## Exercise brief
Any pictures in the records below should be skipped; write out everything else exactly.

Data tied to figure images
▬▬▬▬▬▬
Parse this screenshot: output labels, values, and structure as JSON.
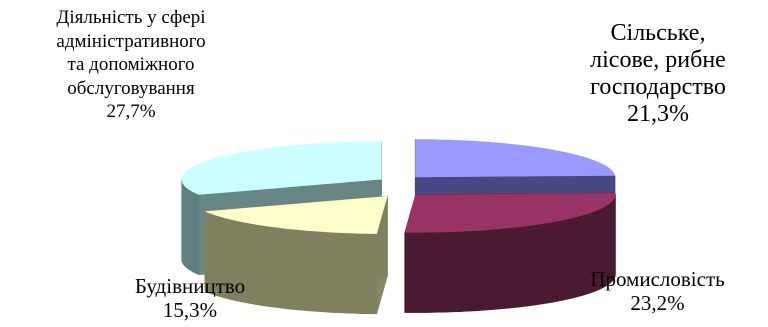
{
  "chart_data": {
    "type": "pie",
    "style": "3d-exploded",
    "slices": [
      {
        "key": "agri",
        "label_lines": [
          "Сільське,",
          "лісове, рибне",
          "господарство"
        ],
        "value_label": "21,3%",
        "value": 21.3,
        "top_color": "#9999FF",
        "side_color": "#3F3F7F"
      },
      {
        "key": "ind",
        "label_lines": [
          "Промисловість"
        ],
        "value_label": "23,2%",
        "value": 23.2,
        "top_color": "#993366",
        "side_color": "#4A1A33"
      },
      {
        "key": "build",
        "label_lines": [
          "Будівництво"
        ],
        "value_label": "15,3%",
        "value": 15.3,
        "top_color": "#FFFFCC",
        "side_color": "#80805F"
      },
      {
        "key": "admin",
        "label_lines": [
          "Діяльність у сфері",
          "адміністративного",
          "та допоміжного",
          "обслуговування"
        ],
        "value_label": "27,7%",
        "value": 27.7,
        "top_color": "#CCFFFF",
        "side_color": "#5F8080"
      }
    ]
  }
}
▬▬▬▬▬▬
## Task solution
Parse this screenshot: output labels, values, and structure as JSON.
{
  "chart_data": {
    "type": "pie",
    "style": "3d-exploded",
    "slices": [
      {
        "key": "agri",
        "label_lines": [
          "Сільське,",
          "лісове, рибне",
          "господарство"
        ],
        "value_label": "21,3%",
        "value": 21.3,
        "top_color": "#9999FF",
        "side_color": "#3F3F7F"
      },
      {
        "key": "ind",
        "label_lines": [
          "Промисловість"
        ],
        "value_label": "23,2%",
        "value": 23.2,
        "top_color": "#993366",
        "side_color": "#4A1A33"
      },
      {
        "key": "build",
        "label_lines": [
          "Будівництво"
        ],
        "value_label": "15,3%",
        "value": 15.3,
        "top_color": "#FFFFCC",
        "side_color": "#80805F"
      },
      {
        "key": "admin",
        "label_lines": [
          "Діяльність у сфері",
          "адміністративного",
          "та допоміжного",
          "обслуговування"
        ],
        "value_label": "27,7%",
        "value": 27.7,
        "top_color": "#CCFFFF",
        "side_color": "#5F8080"
      }
    ]
  }
}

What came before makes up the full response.